[Collection entries]
____

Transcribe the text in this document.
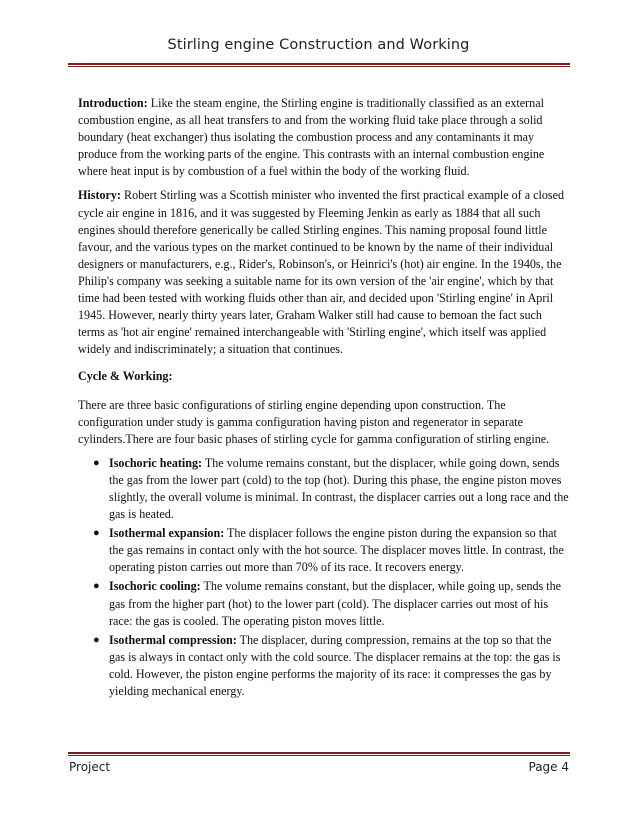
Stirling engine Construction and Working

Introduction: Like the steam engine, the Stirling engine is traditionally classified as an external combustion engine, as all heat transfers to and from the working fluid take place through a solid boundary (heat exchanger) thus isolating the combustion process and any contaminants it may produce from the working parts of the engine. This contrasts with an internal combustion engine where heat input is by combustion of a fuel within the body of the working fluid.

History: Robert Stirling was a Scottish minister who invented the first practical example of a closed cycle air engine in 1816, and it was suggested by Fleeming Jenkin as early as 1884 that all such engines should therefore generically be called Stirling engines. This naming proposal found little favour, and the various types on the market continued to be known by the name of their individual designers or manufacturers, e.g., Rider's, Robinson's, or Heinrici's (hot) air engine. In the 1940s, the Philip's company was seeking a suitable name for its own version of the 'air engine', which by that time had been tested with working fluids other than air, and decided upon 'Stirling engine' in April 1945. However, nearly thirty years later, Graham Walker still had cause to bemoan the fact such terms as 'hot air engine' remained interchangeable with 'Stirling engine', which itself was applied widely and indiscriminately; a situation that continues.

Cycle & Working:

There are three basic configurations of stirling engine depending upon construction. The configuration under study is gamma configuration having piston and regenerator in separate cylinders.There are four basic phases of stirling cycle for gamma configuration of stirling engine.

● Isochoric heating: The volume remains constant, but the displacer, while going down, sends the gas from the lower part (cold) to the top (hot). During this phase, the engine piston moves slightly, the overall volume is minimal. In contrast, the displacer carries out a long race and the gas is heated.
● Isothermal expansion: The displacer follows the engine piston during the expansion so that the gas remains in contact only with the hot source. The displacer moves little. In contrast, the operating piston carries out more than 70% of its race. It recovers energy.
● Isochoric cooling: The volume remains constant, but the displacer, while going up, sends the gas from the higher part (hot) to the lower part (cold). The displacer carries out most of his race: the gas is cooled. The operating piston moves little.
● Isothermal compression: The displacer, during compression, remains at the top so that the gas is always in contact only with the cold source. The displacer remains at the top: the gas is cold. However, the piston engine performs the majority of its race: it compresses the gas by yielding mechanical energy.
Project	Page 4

____

Print all of the entries word for word. Omit the pictures they contain.

Transcribe the text in this document.
Stirling engine Construction and Working

Introduction: Like the steam engine, the Stirling engine is traditionally classified as an external combustion engine, as all heat transfers to and from the working fluid take place through a solid boundary (heat exchanger) thus isolating the combustion process and any contaminants it may produce from the working parts of the engine. This contrasts with an internal combustion engine where heat input is by combustion of a fuel within the body of the working fluid.

History: Robert Stirling was a Scottish minister who invented the first practical example of a closed cycle air engine in 1816, and it was suggested by Fleeming Jenkin as early as 1884 that all such engines should therefore generically be called Stirling engines. This naming proposal found little favour, and the various types on the market continued to be known by the name of their individual designers or manufacturers, e.g., Rider's, Robinson's, or Heinrici's (hot) air engine. In the 1940s, the Philip's company was seeking a suitable name for its own version of the 'air engine', which by that time had been tested with working fluids other than air, and decided upon 'Stirling engine' in April 1945. However, nearly thirty years later, Graham Walker still had cause to bemoan the fact such terms as 'hot air engine' remained interchangeable with 'Stirling engine', which itself was applied widely and indiscriminately; a situation that continues.

Cycle & Working:

There are three basic configurations of stirling engine depending upon construction. The configuration under study is gamma configuration having piston and regenerator in separate cylinders.There are four basic phases of stirling cycle for gamma configuration of stirling engine.

● Isochoric heating: The volume remains constant, but the displacer, while going down, sends the gas from the lower part (cold) to the top (hot). During this phase, the engine piston moves slightly, the overall volume is minimal. In contrast, the displacer carries out a long race and the gas is heated.
● Isothermal expansion: The displacer follows the engine piston during the expansion so that the gas remains in contact only with the hot source. The displacer moves little. In contrast, the operating piston carries out more than 70% of its race. It recovers energy.
● Isochoric cooling: The volume remains constant, but the displacer, while going up, sends the gas from the higher part (hot) to the lower part (cold). The displacer carries out most of his race: the gas is cooled. The operating piston moves little.
● Isothermal compression: The displacer, during compression, remains at the top so that the gas is always in contact only with the cold source. The displacer remains at the top: the gas is cold. However, the piston engine performs the majority of its race: it compresses the gas by yielding mechanical energy.
Project	Page 4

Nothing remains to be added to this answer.